TASK DIRECTIONS — Please reproduce the data from the line with "Enumerate the UI" up to and including the line with "segment: under 5", keeping each line exactly as it appears.
## Begin INFORMATION SUPPLIED
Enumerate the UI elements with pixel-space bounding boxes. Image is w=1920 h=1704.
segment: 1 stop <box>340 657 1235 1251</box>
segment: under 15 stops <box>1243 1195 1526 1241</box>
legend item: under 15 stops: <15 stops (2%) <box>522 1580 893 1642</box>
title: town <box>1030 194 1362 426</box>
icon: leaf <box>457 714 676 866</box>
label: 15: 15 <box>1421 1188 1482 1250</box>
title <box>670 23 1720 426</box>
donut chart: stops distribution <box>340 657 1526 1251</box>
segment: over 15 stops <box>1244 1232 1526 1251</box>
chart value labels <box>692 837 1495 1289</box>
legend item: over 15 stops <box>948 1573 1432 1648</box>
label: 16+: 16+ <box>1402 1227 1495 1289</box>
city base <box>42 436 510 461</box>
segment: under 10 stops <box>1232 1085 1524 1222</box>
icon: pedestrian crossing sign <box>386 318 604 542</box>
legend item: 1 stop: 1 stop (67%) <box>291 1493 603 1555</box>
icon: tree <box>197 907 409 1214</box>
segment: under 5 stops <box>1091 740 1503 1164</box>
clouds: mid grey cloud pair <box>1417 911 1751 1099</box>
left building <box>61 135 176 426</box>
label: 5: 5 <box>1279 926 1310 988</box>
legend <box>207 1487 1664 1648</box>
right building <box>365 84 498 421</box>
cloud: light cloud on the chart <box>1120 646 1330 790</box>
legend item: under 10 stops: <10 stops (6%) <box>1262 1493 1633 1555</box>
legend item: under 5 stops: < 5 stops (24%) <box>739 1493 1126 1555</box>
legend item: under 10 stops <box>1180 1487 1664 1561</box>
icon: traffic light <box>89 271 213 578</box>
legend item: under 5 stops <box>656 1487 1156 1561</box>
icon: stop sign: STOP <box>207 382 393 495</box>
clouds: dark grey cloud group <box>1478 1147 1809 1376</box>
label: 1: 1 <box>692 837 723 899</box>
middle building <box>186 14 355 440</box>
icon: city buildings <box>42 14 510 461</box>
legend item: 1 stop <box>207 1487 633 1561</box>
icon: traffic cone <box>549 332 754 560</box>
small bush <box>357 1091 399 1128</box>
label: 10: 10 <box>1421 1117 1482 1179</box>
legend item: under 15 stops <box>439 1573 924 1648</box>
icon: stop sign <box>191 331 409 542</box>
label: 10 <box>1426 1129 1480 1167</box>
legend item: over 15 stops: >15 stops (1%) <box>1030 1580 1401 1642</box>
## End INFORMATION SUPPLIED
## Begin INFORMATION SUPPLIED
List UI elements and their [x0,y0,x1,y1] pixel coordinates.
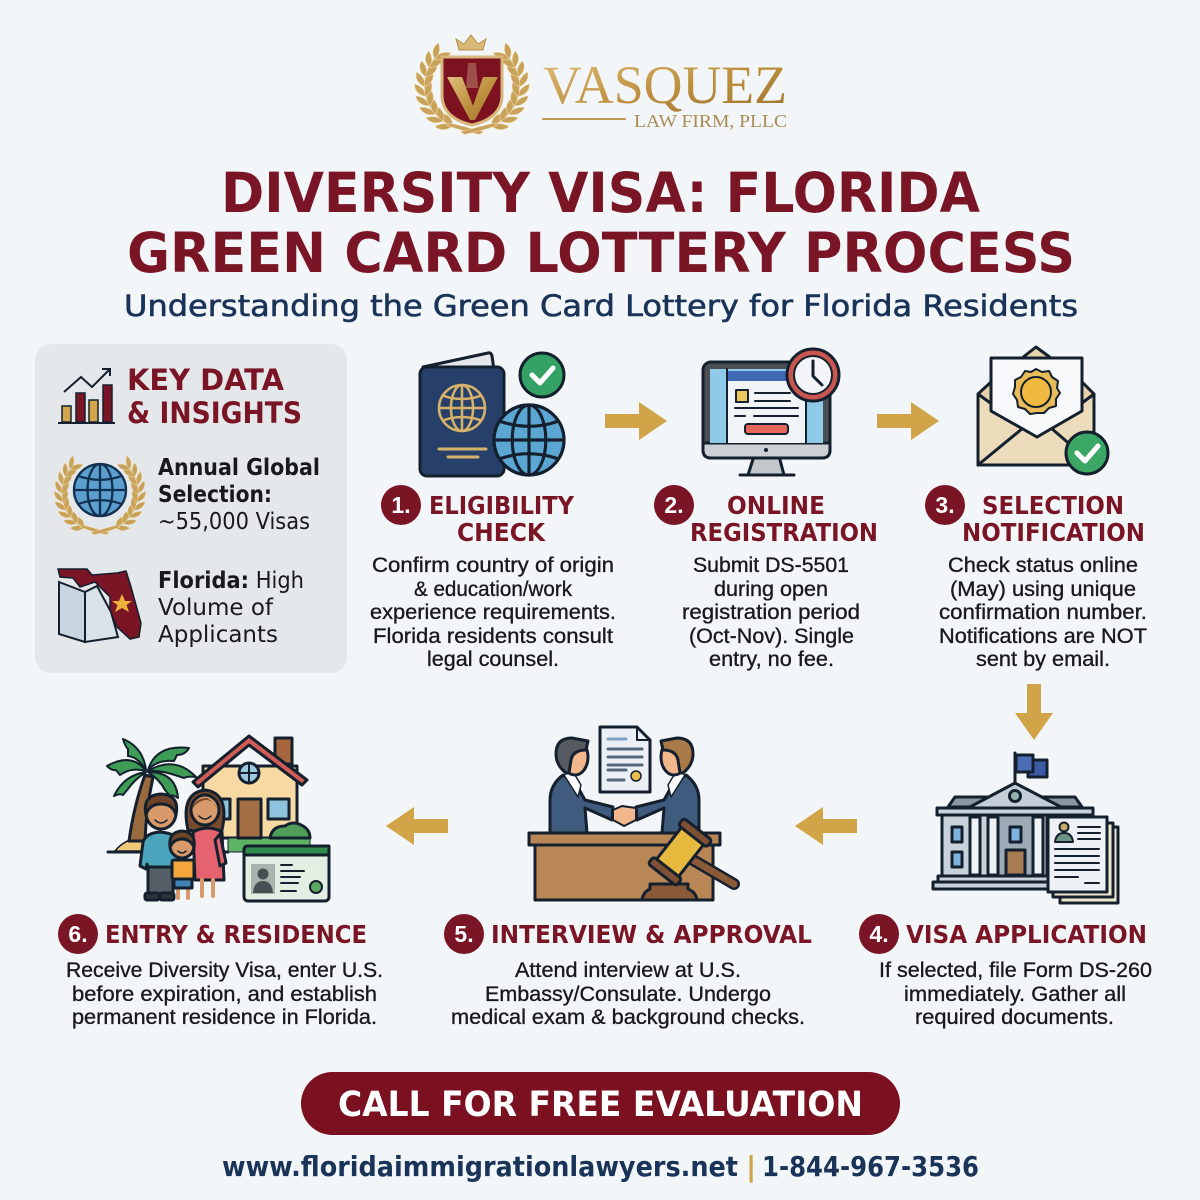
## End INFORMATION SUPPLIED
## Begin INFORMATION SUPPLIED
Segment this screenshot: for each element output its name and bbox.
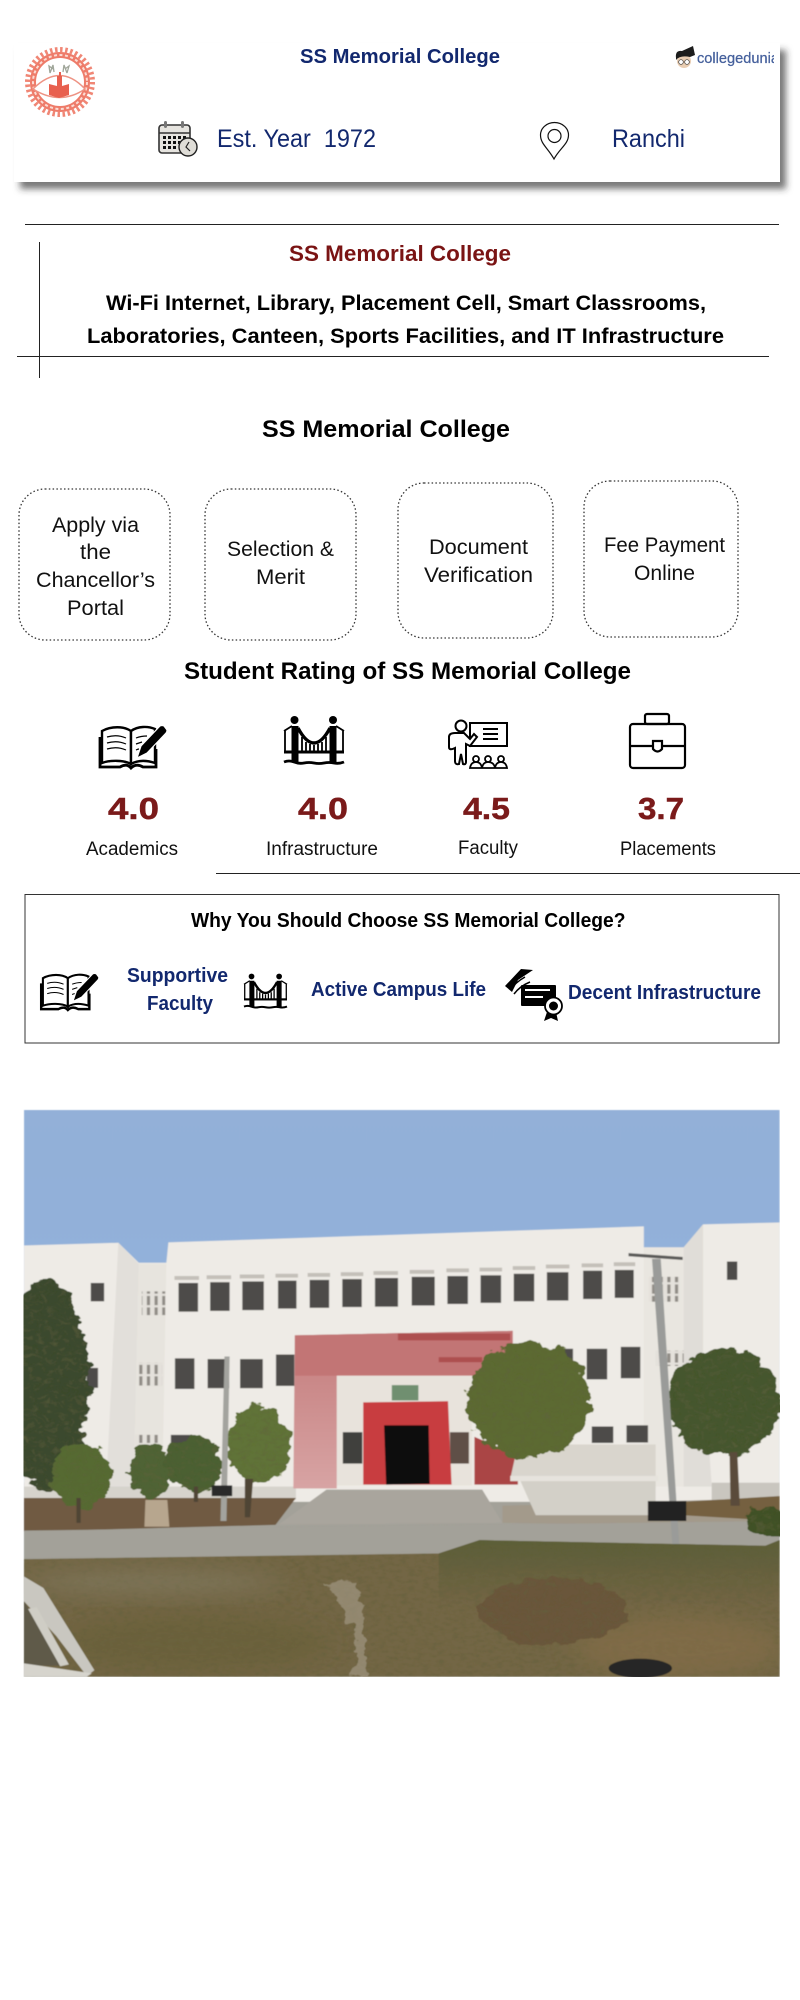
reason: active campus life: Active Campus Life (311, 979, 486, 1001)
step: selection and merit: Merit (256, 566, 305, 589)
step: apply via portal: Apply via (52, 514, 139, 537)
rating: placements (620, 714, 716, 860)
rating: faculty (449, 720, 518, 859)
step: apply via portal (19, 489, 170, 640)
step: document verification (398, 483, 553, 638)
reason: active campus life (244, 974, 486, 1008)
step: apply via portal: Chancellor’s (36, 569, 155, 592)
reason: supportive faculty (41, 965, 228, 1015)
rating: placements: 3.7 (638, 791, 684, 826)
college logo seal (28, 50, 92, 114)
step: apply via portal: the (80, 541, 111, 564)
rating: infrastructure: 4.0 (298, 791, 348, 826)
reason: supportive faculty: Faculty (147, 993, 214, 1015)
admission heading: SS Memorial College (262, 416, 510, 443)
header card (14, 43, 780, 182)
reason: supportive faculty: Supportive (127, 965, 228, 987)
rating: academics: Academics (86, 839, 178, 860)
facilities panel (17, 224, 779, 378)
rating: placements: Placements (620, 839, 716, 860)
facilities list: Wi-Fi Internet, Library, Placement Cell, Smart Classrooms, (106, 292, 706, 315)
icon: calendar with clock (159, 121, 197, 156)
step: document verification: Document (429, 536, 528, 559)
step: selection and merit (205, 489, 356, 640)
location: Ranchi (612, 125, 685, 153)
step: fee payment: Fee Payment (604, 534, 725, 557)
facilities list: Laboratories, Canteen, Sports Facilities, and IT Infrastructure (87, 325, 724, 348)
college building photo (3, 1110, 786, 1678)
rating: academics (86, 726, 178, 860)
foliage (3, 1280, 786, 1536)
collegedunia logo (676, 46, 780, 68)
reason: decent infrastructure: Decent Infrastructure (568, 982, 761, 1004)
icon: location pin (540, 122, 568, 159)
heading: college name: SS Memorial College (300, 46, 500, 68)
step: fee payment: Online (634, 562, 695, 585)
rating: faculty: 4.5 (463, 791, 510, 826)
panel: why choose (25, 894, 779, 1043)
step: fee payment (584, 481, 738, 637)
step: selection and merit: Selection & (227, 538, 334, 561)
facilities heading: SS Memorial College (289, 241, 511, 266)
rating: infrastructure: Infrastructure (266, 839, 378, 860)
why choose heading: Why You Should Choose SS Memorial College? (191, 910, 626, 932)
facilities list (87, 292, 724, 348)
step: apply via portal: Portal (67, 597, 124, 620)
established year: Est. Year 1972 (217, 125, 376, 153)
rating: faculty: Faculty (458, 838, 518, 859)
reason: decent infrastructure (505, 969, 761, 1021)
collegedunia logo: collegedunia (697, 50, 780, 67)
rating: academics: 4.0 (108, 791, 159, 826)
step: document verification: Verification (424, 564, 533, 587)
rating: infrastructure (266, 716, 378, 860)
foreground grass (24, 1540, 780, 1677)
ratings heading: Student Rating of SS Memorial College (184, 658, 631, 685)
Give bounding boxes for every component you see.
## End INFORMATION SUPPLIED
TASK OUTPUT —
Enumerate the UI elements with pixel-space bounding boxes. Image is w=1920 h=1704.
segment: 1 stop <box>340 657 1235 1251</box>
segment: under 15 stops <box>1243 1195 1526 1241</box>
legend item: under 15 stops: <15 stops (2%) <box>522 1580 893 1642</box>
title: town <box>1030 194 1362 426</box>
icon: leaf <box>457 714 676 866</box>
label: 15: 15 <box>1421 1188 1482 1250</box>
title <box>670 23 1720 426</box>
donut chart: stops distribution <box>340 657 1526 1251</box>
segment: over 15 stops <box>1244 1232 1526 1251</box>
chart value labels <box>692 837 1495 1289</box>
legend item: over 15 stops <box>948 1573 1432 1648</box>
label: 16+: 16+ <box>1402 1227 1495 1289</box>
city base <box>42 436 510 461</box>
segment: under 10 stops <box>1232 1085 1524 1222</box>
icon: pedestrian crossing sign <box>386 318 604 542</box>
legend item: 1 stop: 1 stop (67%) <box>291 1493 603 1555</box>
icon: tree <box>197 907 409 1214</box>
segment: under 5 stops <box>1091 740 1503 1164</box>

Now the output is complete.